Go through the listing and write out all of it exactly.

----- EXERCISE MATERIAL -----

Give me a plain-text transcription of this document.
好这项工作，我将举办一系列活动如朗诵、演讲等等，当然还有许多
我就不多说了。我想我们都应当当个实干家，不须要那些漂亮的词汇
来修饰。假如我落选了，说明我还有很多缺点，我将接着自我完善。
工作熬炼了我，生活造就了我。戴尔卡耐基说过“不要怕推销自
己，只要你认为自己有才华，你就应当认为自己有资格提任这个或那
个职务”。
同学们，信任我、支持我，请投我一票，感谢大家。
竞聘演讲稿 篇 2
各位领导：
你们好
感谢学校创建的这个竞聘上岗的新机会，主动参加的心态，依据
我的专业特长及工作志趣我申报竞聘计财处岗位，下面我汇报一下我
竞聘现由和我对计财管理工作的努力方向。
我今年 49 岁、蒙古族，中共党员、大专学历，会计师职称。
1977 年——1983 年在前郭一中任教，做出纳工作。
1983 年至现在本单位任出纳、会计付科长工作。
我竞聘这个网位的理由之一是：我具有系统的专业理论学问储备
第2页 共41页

-----

**EXPECTED ANSWER**
Give me a plain-text transcription of this document.
好这项工作，我将举办一系列活动如朗诵、演讲等等，当然还有许多
我就不多说了。我想我们都应当当个实干家，不须要那些漂亮的词汇
来修饰。假如我落选了，说明我还有很多缺点，我将接着自我完善。
工作熬炼了我，生活造就了我。戴尔卡耐基说过“不要怕推销自
己，只要你认为自己有才华，你就应当认为自己有资格提任这个或那
个职务”。
同学们，信任我、支持我，请投我一票，感谢大家。
竞聘演讲稿 篇 2
各位领导：
你们好
感谢学校创建的这个竞聘上岗的新机会，主动参加的心态，依据
我的专业特长及工作志趣我申报竞聘计财处岗位，下面我汇报一下我
竞聘现由和我对计财管理工作的努力方向。
我今年 49 岁、蒙古族，中共党员、大专学历，会计师职称。
1977 年——1983 年在前郭一中任教，做出纳工作。
1983 年至现在本单位任出纳、会计付科长工作。
我竞聘这个网位的理由之一是：我具有系统的专业理论学问储备
第2页 共41页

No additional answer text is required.